SHORT PROBLEM:
Provide nothing but the number of lines containing the string "Репецкий".

Stored items from a collection:
============================================================
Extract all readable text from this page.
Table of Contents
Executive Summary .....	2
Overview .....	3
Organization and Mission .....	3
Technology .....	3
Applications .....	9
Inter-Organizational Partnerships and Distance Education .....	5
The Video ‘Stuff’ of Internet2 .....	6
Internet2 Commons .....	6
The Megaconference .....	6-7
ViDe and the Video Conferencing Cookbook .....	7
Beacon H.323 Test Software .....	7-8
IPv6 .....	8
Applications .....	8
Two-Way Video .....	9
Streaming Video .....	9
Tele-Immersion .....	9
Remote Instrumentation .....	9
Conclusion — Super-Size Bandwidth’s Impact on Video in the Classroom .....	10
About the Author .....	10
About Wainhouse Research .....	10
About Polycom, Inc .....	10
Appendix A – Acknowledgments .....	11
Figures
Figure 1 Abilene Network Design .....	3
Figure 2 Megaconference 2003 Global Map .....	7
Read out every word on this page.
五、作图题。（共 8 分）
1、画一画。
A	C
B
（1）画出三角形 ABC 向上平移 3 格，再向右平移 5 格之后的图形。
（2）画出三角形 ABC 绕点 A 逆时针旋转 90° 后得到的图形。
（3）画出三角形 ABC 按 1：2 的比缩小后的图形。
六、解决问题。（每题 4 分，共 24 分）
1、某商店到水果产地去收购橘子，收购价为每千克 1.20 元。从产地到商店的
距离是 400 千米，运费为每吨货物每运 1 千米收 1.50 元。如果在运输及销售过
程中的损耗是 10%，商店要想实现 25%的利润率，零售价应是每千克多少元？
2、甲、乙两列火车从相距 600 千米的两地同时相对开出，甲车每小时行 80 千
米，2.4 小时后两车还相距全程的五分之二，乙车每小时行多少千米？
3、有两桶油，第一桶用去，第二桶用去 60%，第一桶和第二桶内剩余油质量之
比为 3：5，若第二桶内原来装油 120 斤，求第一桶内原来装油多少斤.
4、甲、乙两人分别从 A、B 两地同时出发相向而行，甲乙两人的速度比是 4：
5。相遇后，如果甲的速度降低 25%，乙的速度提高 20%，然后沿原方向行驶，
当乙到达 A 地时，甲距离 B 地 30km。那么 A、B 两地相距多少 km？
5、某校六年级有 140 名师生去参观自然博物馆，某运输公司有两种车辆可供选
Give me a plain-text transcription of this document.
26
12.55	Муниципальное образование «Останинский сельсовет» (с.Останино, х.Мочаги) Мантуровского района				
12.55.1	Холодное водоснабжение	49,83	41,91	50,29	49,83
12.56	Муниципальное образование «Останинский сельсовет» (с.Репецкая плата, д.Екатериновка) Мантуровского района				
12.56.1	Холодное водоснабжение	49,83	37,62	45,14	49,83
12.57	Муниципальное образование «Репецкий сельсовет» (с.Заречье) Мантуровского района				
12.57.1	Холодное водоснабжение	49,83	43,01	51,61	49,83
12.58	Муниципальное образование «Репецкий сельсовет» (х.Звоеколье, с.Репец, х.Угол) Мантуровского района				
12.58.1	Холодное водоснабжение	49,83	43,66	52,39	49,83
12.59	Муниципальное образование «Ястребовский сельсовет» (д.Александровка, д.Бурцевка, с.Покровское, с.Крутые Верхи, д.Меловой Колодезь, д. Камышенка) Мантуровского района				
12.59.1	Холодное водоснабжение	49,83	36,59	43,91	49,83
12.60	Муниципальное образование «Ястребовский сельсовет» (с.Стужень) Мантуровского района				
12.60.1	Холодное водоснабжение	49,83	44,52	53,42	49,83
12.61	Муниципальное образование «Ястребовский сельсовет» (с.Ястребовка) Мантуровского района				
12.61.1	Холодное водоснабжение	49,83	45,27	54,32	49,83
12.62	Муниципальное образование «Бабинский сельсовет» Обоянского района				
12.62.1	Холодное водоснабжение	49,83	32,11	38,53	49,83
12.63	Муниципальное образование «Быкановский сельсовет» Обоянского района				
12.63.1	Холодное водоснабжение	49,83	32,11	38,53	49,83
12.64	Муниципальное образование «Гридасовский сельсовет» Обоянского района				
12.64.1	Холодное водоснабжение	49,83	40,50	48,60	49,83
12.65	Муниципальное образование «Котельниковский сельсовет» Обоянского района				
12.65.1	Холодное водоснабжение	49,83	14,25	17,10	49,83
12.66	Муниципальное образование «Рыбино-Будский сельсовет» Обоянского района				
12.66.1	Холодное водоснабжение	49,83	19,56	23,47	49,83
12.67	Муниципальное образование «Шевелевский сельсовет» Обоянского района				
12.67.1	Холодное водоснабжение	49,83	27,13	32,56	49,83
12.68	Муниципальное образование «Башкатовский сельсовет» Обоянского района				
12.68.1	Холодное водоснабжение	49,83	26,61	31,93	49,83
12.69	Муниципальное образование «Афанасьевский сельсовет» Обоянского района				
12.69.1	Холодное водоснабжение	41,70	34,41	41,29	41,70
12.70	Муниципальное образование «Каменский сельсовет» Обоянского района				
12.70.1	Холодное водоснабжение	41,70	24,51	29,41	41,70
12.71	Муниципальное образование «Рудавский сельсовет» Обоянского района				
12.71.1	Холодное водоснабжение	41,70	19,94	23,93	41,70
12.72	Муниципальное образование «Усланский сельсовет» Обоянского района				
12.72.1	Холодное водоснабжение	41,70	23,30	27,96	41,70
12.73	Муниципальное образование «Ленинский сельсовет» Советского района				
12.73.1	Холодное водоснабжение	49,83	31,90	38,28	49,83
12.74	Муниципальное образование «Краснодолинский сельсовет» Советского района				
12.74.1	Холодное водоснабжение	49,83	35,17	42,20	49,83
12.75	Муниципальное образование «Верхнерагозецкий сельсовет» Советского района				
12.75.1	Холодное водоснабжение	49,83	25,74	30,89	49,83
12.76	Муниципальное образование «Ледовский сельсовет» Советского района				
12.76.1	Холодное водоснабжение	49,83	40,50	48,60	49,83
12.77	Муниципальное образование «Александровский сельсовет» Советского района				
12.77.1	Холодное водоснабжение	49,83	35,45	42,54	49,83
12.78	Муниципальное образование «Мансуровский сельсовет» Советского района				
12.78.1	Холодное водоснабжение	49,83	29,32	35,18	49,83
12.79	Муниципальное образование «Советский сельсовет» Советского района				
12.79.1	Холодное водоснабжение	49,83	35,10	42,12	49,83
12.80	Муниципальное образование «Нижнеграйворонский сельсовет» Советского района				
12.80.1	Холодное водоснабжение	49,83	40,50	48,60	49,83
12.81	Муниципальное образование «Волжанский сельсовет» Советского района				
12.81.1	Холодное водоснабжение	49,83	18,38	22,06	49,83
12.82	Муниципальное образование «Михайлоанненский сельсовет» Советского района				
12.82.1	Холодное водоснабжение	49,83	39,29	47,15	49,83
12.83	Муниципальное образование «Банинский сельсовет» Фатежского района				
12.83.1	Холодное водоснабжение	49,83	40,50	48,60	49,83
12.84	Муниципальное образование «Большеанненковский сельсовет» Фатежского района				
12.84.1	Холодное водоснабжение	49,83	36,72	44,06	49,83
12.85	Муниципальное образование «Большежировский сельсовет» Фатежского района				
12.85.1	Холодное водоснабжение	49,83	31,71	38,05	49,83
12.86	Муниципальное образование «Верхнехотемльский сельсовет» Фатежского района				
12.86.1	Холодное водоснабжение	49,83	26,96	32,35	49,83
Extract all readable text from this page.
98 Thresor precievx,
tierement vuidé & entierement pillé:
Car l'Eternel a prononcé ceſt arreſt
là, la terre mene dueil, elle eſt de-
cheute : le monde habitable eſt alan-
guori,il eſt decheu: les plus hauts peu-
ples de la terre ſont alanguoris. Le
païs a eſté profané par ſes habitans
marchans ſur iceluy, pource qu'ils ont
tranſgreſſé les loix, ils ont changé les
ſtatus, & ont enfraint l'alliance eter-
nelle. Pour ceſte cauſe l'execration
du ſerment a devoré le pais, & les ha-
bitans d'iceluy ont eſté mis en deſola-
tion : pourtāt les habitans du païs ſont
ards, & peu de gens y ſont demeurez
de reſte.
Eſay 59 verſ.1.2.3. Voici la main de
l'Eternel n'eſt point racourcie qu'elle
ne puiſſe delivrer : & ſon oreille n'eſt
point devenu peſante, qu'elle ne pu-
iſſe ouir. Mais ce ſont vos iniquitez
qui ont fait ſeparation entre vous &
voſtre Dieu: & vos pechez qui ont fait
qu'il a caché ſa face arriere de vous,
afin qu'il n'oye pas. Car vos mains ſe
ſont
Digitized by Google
============================================================
SOLUTION TO THIS EXERCISE:
2